WHAT IS BEING ASKED:
Count the lines in the records below that contain the word "welche", and give that figure alone.
== EXTRACTED MATERIAL ==
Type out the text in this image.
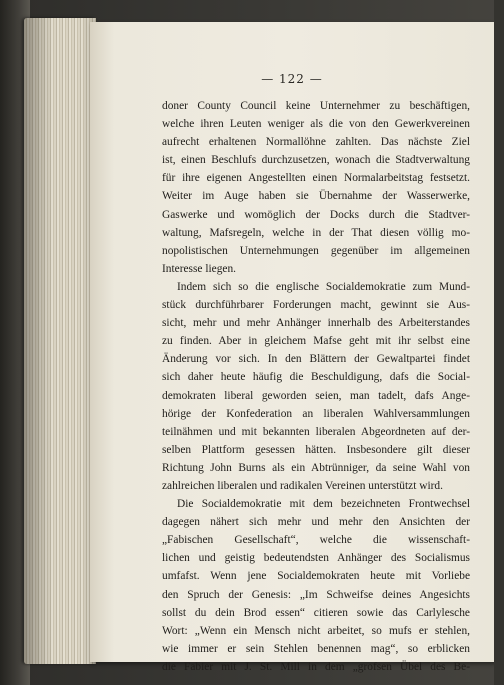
— 122 —
doner County Council keine Unternehmer zu beschäftigen,
welche ihren Leuten weniger als die von den Gewerkvereinen
aufrecht erhaltenen Normallöhne zahlten. Das nächste Ziel
ist, einen Beschlufs durchzusetzen, wonach die Stadtverwaltung
für ihre eigenen Angestellten einen Normalarbeitstag festsetzt.
Weiter im Auge haben sie Übernahme der Wasserwerke,
Gaswerke und womöglich der Docks durch die Stadtver-
waltung, Mafsregeln, welche in der That diesen völlig mo-
nopolistischen Unternehmungen gegenüber im allgemeinen
Interesse liegen.
Indem sich so die englische Socialdemokratie zum Mund-
stück durchführbarer Forderungen macht, gewinnt sie Aus-
sicht, mehr und mehr Anhänger innerhalb des Arbeiterstandes
zu finden. Aber in gleichem Mafse geht mit ihr selbst eine
Änderung vor sich. In den Blättern der Gewaltpartei findet
sich daher heute häufig die Beschuldigung, dafs die Social-
demokraten liberal geworden seien, man tadelt, dafs Ange-
hörige der Konfederation an liberalen Wahlversammlungen
teilnähmen und mit bekannten liberalen Abgeordneten auf der-
selben Plattform gesessen hätten. Insbesondere gilt dieser
Richtung John Burns als ein Abtrünniger, da seine Wahl von
zahlreichen liberalen und radikalen Vereinen unterstützt wird.
Die Socialdemokratie mit dem bezeichneten Frontwechsel
dagegen nähert sich mehr und mehr den Ansichten der
„Fabischen Gesellschaft“, welche die wissenschaft-
lichen und geistig bedeutendsten Anhänger des Socialismus
umfafst. Wenn jene Socialdemokraten heute mit Vorliebe
den Spruch der Genesis: „Im Schweifse deines Angesichts
sollst du dein Brod essen“ citieren sowie das Carlylesche
Wort: „Wenn ein Mensch nicht arbeitet, so mufs er stehlen,
wie immer er sein Stehlen benennen mag“, so erblicken
die Fabier mit J. St. Mill in dem „grofsen Übel des Be-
===
TASK RESULT:
3